Given task
Isolate every line in the data with the string "detached" and copy it.

Records about charts and figures
··········

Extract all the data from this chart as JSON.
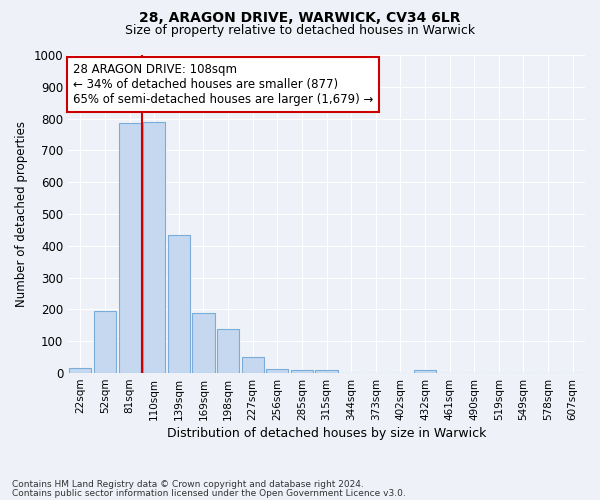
{
  "title1": "28, ARAGON DRIVE, WARWICK, CV34 6LR",
  "title2": "Size of property relative to detached houses in Warwick",
  "xlabel": "Distribution of detached houses by size in Warwick",
  "ylabel": "Number of detached properties",
  "bar_labels": [
    "22sqm",
    "52sqm",
    "81sqm",
    "110sqm",
    "139sqm",
    "169sqm",
    "198sqm",
    "227sqm",
    "256sqm",
    "285sqm",
    "315sqm",
    "344sqm",
    "373sqm",
    "402sqm",
    "432sqm",
    "461sqm",
    "490sqm",
    "519sqm",
    "549sqm",
    "578sqm",
    "607sqm"
  ],
  "bar_values": [
    15,
    195,
    785,
    790,
    435,
    190,
    140,
    50,
    12,
    10,
    10,
    0,
    0,
    0,
    10,
    0,
    0,
    0,
    0,
    0,
    0
  ],
  "bar_color": "#c5d8f0",
  "bar_edge_color": "#7aacda",
  "vline_x_index": 3,
  "annotation_text_line1": "28 ARAGON DRIVE: 108sqm",
  "annotation_text_line2": "← 34% of detached houses are smaller (877)",
  "annotation_text_line3": "65% of semi-detached houses are larger (1,679) →",
  "vline_color": "#cc0000",
  "annotation_box_facecolor": "#ffffff",
  "annotation_box_edgecolor": "#cc0000",
  "bg_color": "#eef2f8",
  "grid_color": "#ffffff",
  "yticks": [
    0,
    100,
    200,
    300,
    400,
    500,
    600,
    700,
    800,
    900,
    1000
  ],
  "ylim": [
    0,
    1000
  ],
  "footnote1": "Contains HM Land Registry data © Crown copyright and database right 2024.",
  "footnote2": "Contains public sector information licensed under the Open Government Licence v3.0."
}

··········

Solution to the problem
  "title2": "Size of property relative to detached houses in Warwick",
  "xlabel": "Distribution of detached houses by size in Warwick",
  "ylabel": "Number of detached properties",
  "annotation_text_line2": "← 34% of detached houses are smaller (877)",
  "annotation_text_line3": "65% of semi-detached houses are larger (1,679) →",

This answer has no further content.